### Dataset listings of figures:
* * * * * * *

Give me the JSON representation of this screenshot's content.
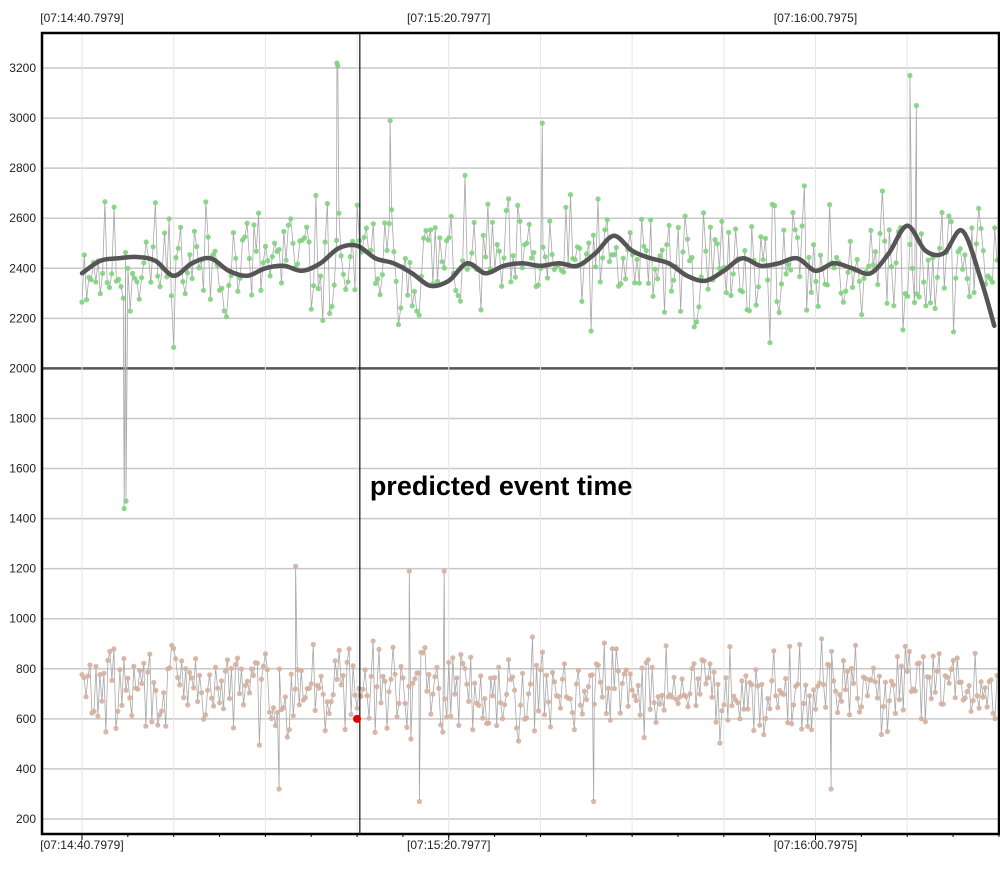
{
  "chart_data": {
    "type": "scatter",
    "title": "",
    "xlabel": "",
    "ylabel": "",
    "x_tick_labels": [
      "[07:14:40.7979]",
      "[07:15:20.7977]",
      "[07:16:00.7975]"
    ],
    "x_tick_seconds": [
      0,
      40,
      80
    ],
    "x_range_seconds": [
      0,
      100
    ],
    "ylim": [
      160,
      3340
    ],
    "y_ticks": [
      200,
      400,
      600,
      800,
      1000,
      1200,
      1400,
      1600,
      1800,
      2000,
      2200,
      2400,
      2600,
      2800,
      3000,
      3200
    ],
    "y_tick_labels": [
      "200",
      "400",
      "600",
      "800",
      "1000",
      "1200",
      "1400",
      "1600",
      "1800",
      "2000",
      "2200",
      "2400",
      "2600",
      "2800",
      "3000",
      "3200"
    ],
    "threshold_line": 2000,
    "grid": true,
    "annotation": {
      "text": "predicted event time",
      "x_seconds": 30.3
    },
    "highlight_point": {
      "x_seconds": 30.0,
      "y": 600,
      "color": "#e00000"
    },
    "colors": {
      "upper_points": "#7fd37f",
      "upper_connect": "#a8a8a8",
      "smoothed": "#555555",
      "lower_points": "#d4b0a0",
      "lower_connect": "#a8a8a8",
      "grid": "#c8c8c8",
      "frame": "#000000"
    },
    "series": [
      {
        "role": "upper-raw",
        "seed": 11,
        "count": 400,
        "x_start": 0,
        "x_end": 99.8,
        "mean": 2420,
        "spread": 230,
        "ymin": 1780,
        "ymax": 3000,
        "spikes": [
          {
            "x_seconds": 4.6,
            "y": 1440
          },
          {
            "x_seconds": 4.8,
            "y": 1470
          },
          {
            "x_seconds": 27.9,
            "y": 3210
          },
          {
            "x_seconds": 27.8,
            "y": 3220
          },
          {
            "x_seconds": 33.6,
            "y": 2990
          },
          {
            "x_seconds": 50.2,
            "y": 2980
          },
          {
            "x_seconds": 90.3,
            "y": 3170
          },
          {
            "x_seconds": 91.0,
            "y": 3050
          }
        ]
      },
      {
        "role": "smoothed",
        "x": [
          0,
          2,
          4,
          6,
          8,
          10,
          12,
          14,
          16,
          18,
          20,
          22,
          24,
          26,
          28,
          30,
          32,
          34,
          36,
          38,
          40,
          42,
          44,
          46,
          48,
          50,
          52,
          54,
          56,
          58,
          60,
          62,
          64,
          66,
          68,
          70,
          72,
          74,
          76,
          78,
          80,
          82,
          84,
          86,
          88,
          90,
          92,
          94,
          96,
          98,
          99.5
        ],
        "values": [
          2380,
          2430,
          2440,
          2445,
          2430,
          2370,
          2420,
          2440,
          2390,
          2370,
          2400,
          2410,
          2390,
          2420,
          2480,
          2490,
          2440,
          2420,
          2380,
          2330,
          2350,
          2420,
          2380,
          2410,
          2420,
          2410,
          2420,
          2410,
          2460,
          2530,
          2470,
          2440,
          2420,
          2370,
          2350,
          2390,
          2440,
          2410,
          2420,
          2440,
          2390,
          2420,
          2400,
          2380,
          2460,
          2570,
          2470,
          2460,
          2550,
          2360,
          2170
        ]
      },
      {
        "role": "lower-raw",
        "seed": 29,
        "count": 460,
        "x_start": 0,
        "x_end": 99.8,
        "mean": 720,
        "spread": 160,
        "ymin": 330,
        "ymax": 1100,
        "spikes": [
          {
            "x_seconds": 23.3,
            "y": 1210
          },
          {
            "x_seconds": 35.7,
            "y": 1190
          },
          {
            "x_seconds": 39.5,
            "y": 1190
          },
          {
            "x_seconds": 36.8,
            "y": 270
          },
          {
            "x_seconds": 55.8,
            "y": 270
          },
          {
            "x_seconds": 81.7,
            "y": 320
          },
          {
            "x_seconds": 21.5,
            "y": 320
          }
        ]
      }
    ]
  }
}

* * * * * * *

### Your task:
In this exercise, set down all of the data exactly, without the pictures.

### Solution to this problem:
Give me the JSON representation of this screenshot's content.
{
  "chart_data": {
    "type": "scatter",
    "title": "",
    "xlabel": "",
    "ylabel": "",
    "x_tick_labels": [
      "[07:14:40.7979]",
      "[07:15:20.7977]",
      "[07:16:00.7975]"
    ],
    "x_tick_seconds": [
      0,
      40,
      80
    ],
    "x_range_seconds": [
      0,
      100
    ],
    "ylim": [
      160,
      3340
    ],
    "y_ticks": [
      200,
      400,
      600,
      800,
      1000,
      1200,
      1400,
      1600,
      1800,
      2000,
      2200,
      2400,
      2600,
      2800,
      3000,
      3200
    ],
    "y_tick_labels": [
      "200",
      "400",
      "600",
      "800",
      "1000",
      "1200",
      "1400",
      "1600",
      "1800",
      "2000",
      "2200",
      "2400",
      "2600",
      "2800",
      "3000",
      "3200"
    ],
    "threshold_line": 2000,
    "grid": true,
    "annotation": {
      "text": "predicted event time",
      "x_seconds": 30.3
    },
    "highlight_point": {
      "x_seconds": 30.0,
      "y": 600,
      "color": "#e00000"
    },
    "colors": {
      "upper_points": "#7fd37f",
      "upper_connect": "#a8a8a8",
      "smoothed": "#555555",
      "lower_points": "#d4b0a0",
      "lower_connect": "#a8a8a8",
      "grid": "#c8c8c8",
      "frame": "#000000"
    },
    "series": [
      {
        "role": "upper-raw",
        "seed": 11,
        "count": 400,
        "x_start": 0,
        "x_end": 99.8,
        "mean": 2420,
        "spread": 230,
        "ymin": 1780,
        "ymax": 3000,
        "spikes": [
          {
            "x_seconds": 4.6,
            "y": 1440
          },
          {
            "x_seconds": 4.8,
            "y": 1470
          },
          {
            "x_seconds": 27.9,
            "y": 3210
          },
          {
            "x_seconds": 27.8,
            "y": 3220
          },
          {
            "x_seconds": 33.6,
            "y": 2990
          },
          {
            "x_seconds": 50.2,
            "y": 2980
          },
          {
            "x_seconds": 90.3,
            "y": 3170
          },
          {
            "x_seconds": 91.0,
            "y": 3050
          }
        ]
      },
      {
        "role": "smoothed",
        "x": [
          0,
          2,
          4,
          6,
          8,
          10,
          12,
          14,
          16,
          18,
          20,
          22,
          24,
          26,
          28,
          30,
          32,
          34,
          36,
          38,
          40,
          42,
          44,
          46,
          48,
          50,
          52,
          54,
          56,
          58,
          60,
          62,
          64,
          66,
          68,
          70,
          72,
          74,
          76,
          78,
          80,
          82,
          84,
          86,
          88,
          90,
          92,
          94,
          96,
          98,
          99.5
        ],
        "values": [
          2380,
          2430,
          2440,
          2445,
          2430,
          2370,
          2420,
          2440,
          2390,
          2370,
          2400,
          2410,
          2390,
          2420,
          2480,
          2490,
          2440,
          2420,
          2380,
          2330,
          2350,
          2420,
          2380,
          2410,
          2420,
          2410,
          2420,
          2410,
          2460,
          2530,
          2470,
          2440,
          2420,
          2370,
          2350,
          2390,
          2440,
          2410,
          2420,
          2440,
          2390,
          2420,
          2400,
          2380,
          2460,
          2570,
          2470,
          2460,
          2550,
          2360,
          2170
        ]
      },
      {
        "role": "lower-raw",
        "seed": 29,
        "count": 460,
        "x_start": 0,
        "x_end": 99.8,
        "mean": 720,
        "spread": 160,
        "ymin": 330,
        "ymax": 1100,
        "spikes": [
          {
            "x_seconds": 23.3,
            "y": 1210
          },
          {
            "x_seconds": 35.7,
            "y": 1190
          },
          {
            "x_seconds": 39.5,
            "y": 1190
          },
          {
            "x_seconds": 36.8,
            "y": 270
          },
          {
            "x_seconds": 55.8,
            "y": 270
          },
          {
            "x_seconds": 81.7,
            "y": 320
          },
          {
            "x_seconds": 21.5,
            "y": 320
          }
        ]
      }
    ]
  }
}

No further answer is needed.